Task requirements | Collect each line of the material below that contains the word "every", copying those lines in full. Matching is case-sensitive.

Record list |
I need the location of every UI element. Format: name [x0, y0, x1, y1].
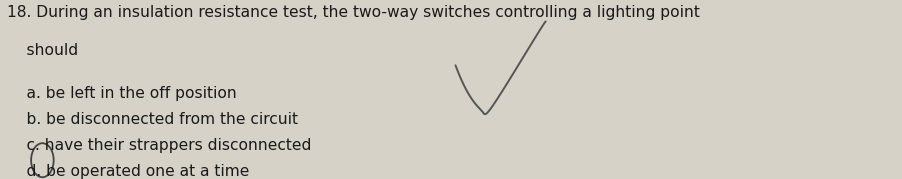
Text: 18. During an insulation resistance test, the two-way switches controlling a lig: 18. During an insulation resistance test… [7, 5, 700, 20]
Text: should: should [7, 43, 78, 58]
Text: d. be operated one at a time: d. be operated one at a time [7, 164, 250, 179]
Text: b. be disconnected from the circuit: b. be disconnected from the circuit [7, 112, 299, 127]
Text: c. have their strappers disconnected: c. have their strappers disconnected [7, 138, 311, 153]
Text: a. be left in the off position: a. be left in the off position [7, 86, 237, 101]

---

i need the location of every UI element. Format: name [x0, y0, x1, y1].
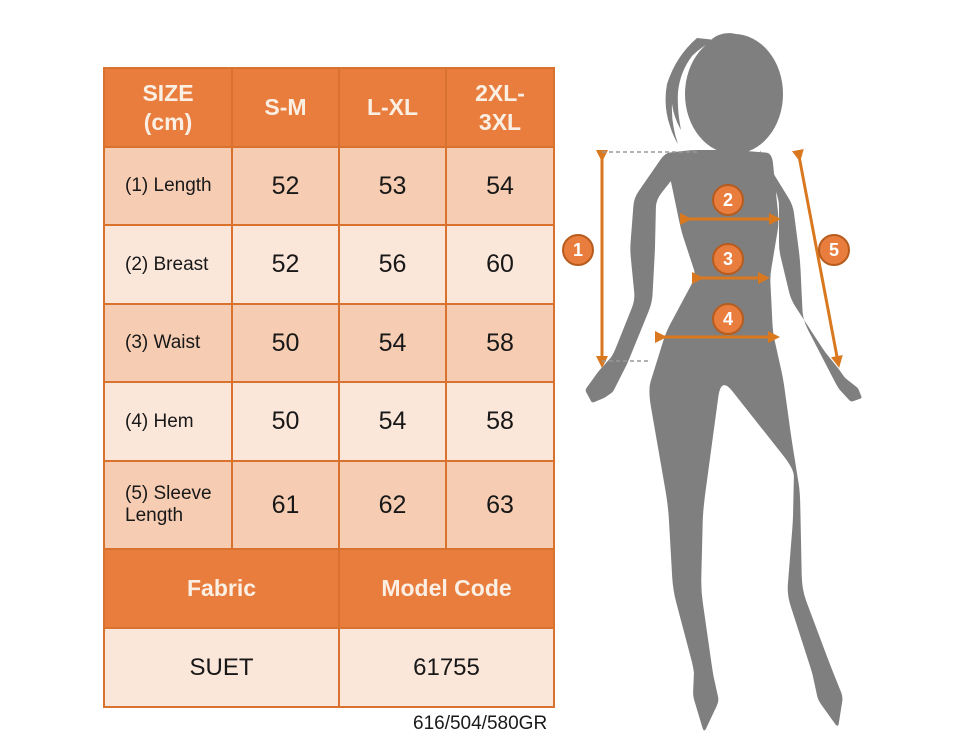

The output |
I need the location of every UI element. Format: name [x0, y0, x1, y1].
i need the location of every UI element. Format: name [x0, y0, x1, y1].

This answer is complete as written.